- PROBLEM TO WORK ON -
Repeat the lines that follow, leaving nothing out.

- INFORMATION SHOWN -
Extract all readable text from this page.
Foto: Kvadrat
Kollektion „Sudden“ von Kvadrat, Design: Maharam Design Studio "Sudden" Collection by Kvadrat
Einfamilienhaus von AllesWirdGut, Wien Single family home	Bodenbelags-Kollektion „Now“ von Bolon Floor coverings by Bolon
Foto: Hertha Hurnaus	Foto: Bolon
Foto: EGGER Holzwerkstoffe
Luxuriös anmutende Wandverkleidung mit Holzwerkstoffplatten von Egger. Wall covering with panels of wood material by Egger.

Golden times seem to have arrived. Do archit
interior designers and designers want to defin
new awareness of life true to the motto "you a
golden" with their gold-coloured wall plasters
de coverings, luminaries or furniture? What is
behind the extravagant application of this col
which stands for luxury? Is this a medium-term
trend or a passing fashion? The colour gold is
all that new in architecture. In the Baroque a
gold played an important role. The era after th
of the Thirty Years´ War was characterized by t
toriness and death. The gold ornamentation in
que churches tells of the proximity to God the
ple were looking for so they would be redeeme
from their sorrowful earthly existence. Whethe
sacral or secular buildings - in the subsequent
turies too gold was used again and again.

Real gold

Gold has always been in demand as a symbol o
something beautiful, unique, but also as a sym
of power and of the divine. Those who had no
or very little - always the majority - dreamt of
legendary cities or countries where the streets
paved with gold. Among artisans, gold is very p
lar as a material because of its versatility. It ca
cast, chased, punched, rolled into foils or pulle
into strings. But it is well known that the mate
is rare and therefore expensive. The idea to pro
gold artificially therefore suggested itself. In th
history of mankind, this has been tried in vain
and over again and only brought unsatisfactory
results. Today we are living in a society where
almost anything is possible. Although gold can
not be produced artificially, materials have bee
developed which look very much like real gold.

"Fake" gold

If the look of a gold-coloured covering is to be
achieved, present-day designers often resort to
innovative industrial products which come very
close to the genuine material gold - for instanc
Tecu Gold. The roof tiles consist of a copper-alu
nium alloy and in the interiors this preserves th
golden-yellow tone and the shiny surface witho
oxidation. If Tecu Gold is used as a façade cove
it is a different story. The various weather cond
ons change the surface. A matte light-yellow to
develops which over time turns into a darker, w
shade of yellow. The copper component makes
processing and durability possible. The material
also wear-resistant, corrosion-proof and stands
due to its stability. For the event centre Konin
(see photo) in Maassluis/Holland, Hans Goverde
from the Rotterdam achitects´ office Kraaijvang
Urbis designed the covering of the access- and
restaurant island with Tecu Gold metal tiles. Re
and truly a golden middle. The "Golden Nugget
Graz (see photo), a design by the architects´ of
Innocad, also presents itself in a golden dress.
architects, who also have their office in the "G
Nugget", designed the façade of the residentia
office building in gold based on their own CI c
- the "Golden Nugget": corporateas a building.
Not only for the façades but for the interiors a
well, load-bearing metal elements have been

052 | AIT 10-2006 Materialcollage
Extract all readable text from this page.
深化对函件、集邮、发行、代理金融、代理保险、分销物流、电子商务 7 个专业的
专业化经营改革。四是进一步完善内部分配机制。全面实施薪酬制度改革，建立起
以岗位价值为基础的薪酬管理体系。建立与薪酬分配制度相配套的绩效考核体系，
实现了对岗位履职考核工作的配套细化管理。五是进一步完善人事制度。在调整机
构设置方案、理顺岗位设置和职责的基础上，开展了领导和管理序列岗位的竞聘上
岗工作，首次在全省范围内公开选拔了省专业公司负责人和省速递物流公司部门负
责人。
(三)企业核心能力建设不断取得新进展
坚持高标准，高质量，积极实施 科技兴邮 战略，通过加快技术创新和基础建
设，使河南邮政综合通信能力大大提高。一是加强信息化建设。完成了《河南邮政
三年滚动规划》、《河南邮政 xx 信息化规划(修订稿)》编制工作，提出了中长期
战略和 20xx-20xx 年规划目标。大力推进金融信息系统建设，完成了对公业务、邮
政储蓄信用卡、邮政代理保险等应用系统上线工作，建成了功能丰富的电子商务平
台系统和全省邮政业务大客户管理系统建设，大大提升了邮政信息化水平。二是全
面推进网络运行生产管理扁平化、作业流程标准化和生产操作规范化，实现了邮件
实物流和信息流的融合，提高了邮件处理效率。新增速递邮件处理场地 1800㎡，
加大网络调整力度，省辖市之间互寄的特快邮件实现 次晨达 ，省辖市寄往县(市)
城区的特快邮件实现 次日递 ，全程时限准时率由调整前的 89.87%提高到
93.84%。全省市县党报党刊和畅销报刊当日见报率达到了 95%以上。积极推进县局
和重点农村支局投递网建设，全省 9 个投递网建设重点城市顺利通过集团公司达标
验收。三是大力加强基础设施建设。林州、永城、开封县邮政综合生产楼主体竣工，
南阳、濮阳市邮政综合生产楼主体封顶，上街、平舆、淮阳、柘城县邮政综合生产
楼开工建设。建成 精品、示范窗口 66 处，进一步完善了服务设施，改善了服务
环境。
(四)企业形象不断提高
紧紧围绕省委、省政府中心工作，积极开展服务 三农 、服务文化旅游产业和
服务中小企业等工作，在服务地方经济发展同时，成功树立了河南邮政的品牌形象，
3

- RESPONSE BELOW -
Extract all readable text from this page.
Foto: Kvadrat
Kollektion „Sudden“ von Kvadrat, Design: Maharam Design Studio "Sudden" Collection by Kvadrat
Einfamilienhaus von AllesWirdGut, Wien Single family home	Bodenbelags-Kollektion „Now“ von Bolon Floor coverings by Bolon
Foto: Hertha Hurnaus	Foto: Bolon
Foto: EGGER Holzwerkstoffe
Luxuriös anmutende Wandverkleidung mit Holzwerkstoffplatten von Egger. Wall covering with panels of wood material by Egger.

Golden times seem to have arrived. Do archit
interior designers and designers want to defin
new awareness of life true to the motto "you a
golden" with their gold-coloured wall plasters
de coverings, luminaries or furniture? What is
behind the extravagant application of this col
which stands for luxury? Is this a medium-term
trend or a passing fashion? The colour gold is
all that new in architecture. In the Baroque a
gold played an important role. The era after th
of the Thirty Years´ War was characterized by t
toriness and death. The gold ornamentation in
que churches tells of the proximity to God the
ple were looking for so they would be redeeme
from their sorrowful earthly existence. Whethe
sacral or secular buildings - in the subsequent
turies too gold was used again and again.

Real gold

Gold has always been in demand as a symbol o
something beautiful, unique, but also as a sym
of power and of the divine. Those who had no
or very little - always the majority - dreamt of
legendary cities or countries where the streets
paved with gold. Among artisans, gold is very p
lar as a material because of its versatility. It ca
cast, chased, punched, rolled into foils or pulle
into strings. But it is well known that the mate
is rare and therefore expensive. The idea to pro
gold artificially therefore suggested itself. In th
history of mankind, this has been tried in vain
and over again and only brought unsatisfactory
results. Today we are living in a society where
almost anything is possible. Although gold can
not be produced artificially, materials have bee
developed which look very much like real gold.

"Fake" gold

If the look of a gold-coloured covering is to be
achieved, present-day designers often resort to
innovative industrial products which come very
close to the genuine material gold - for instanc
Tecu Gold. The roof tiles consist of a copper-alu
nium alloy and in the interiors this preserves th
golden-yellow tone and the shiny surface witho
oxidation. If Tecu Gold is used as a façade cove
it is a different story. The various weather cond
ons change the surface. A matte light-yellow to
develops which over time turns into a darker, w
shade of yellow. The copper component makes
processing and durability possible. The material
also wear-resistant, corrosion-proof and stands
due to its stability. For the event centre Konin
(see photo) in Maassluis/Holland, Hans Goverde
from the Rotterdam achitects´ office Kraaijvang
Urbis designed the covering of the access- and
restaurant island with Tecu Gold metal tiles. Re
and truly a golden middle. The "Golden Nugget
Graz (see photo), a design by the architects´ of
Innocad, also presents itself in a golden dress.
architects, who also have their office in the "G
Nugget", designed the façade of the residentia
office building in gold based on their own CI c
- the "Golden Nugget": corporateas a building.
Not only for the façades but for the interiors a
well, load-bearing metal elements have been

052 | AIT 10-2006 Materialcollage
Extract all readable text from this page.
深化对函件、集邮、发行、代理金融、代理保险、分销物流、电子商务 7 个专业的
专业化经营改革。四是进一步完善内部分配机制。全面实施薪酬制度改革，建立起
以岗位价值为基础的薪酬管理体系。建立与薪酬分配制度相配套的绩效考核体系，
实现了对岗位履职考核工作的配套细化管理。五是进一步完善人事制度。在调整机
构设置方案、理顺岗位设置和职责的基础上，开展了领导和管理序列岗位的竞聘上
岗工作，首次在全省范围内公开选拔了省专业公司负责人和省速递物流公司部门负
责人。
(三)企业核心能力建设不断取得新进展
坚持高标准，高质量，积极实施 科技兴邮 战略，通过加快技术创新和基础建
设，使河南邮政综合通信能力大大提高。一是加强信息化建设。完成了《河南邮政
三年滚动规划》、《河南邮政 xx 信息化规划(修订稿)》编制工作，提出了中长期
战略和 20xx-20xx 年规划目标。大力推进金融信息系统建设，完成了对公业务、邮
政储蓄信用卡、邮政代理保险等应用系统上线工作，建成了功能丰富的电子商务平
台系统和全省邮政业务大客户管理系统建设，大大提升了邮政信息化水平。二是全
面推进网络运行生产管理扁平化、作业流程标准化和生产操作规范化，实现了邮件
实物流和信息流的融合，提高了邮件处理效率。新增速递邮件处理场地 1800㎡，
加大网络调整力度，省辖市之间互寄的特快邮件实现 次晨达 ，省辖市寄往县(市)
城区的特快邮件实现 次日递 ，全程时限准时率由调整前的 89.87%提高到
93.84%。全省市县党报党刊和畅销报刊当日见报率达到了 95%以上。积极推进县局
和重点农村支局投递网建设，全省 9 个投递网建设重点城市顺利通过集团公司达标
验收。三是大力加强基础设施建设。林州、永城、开封县邮政综合生产楼主体竣工，
南阳、濮阳市邮政综合生产楼主体封顶，上街、平舆、淮阳、柘城县邮政综合生产
楼开工建设。建成 精品、示范窗口 66 处，进一步完善了服务设施，改善了服务
环境。
(四)企业形象不断提高
紧紧围绕省委、省政府中心工作，积极开展服务 三农 、服务文化旅游产业和
服务中小企业等工作，在服务地方经济发展同时，成功树立了河南邮政的品牌形象，
3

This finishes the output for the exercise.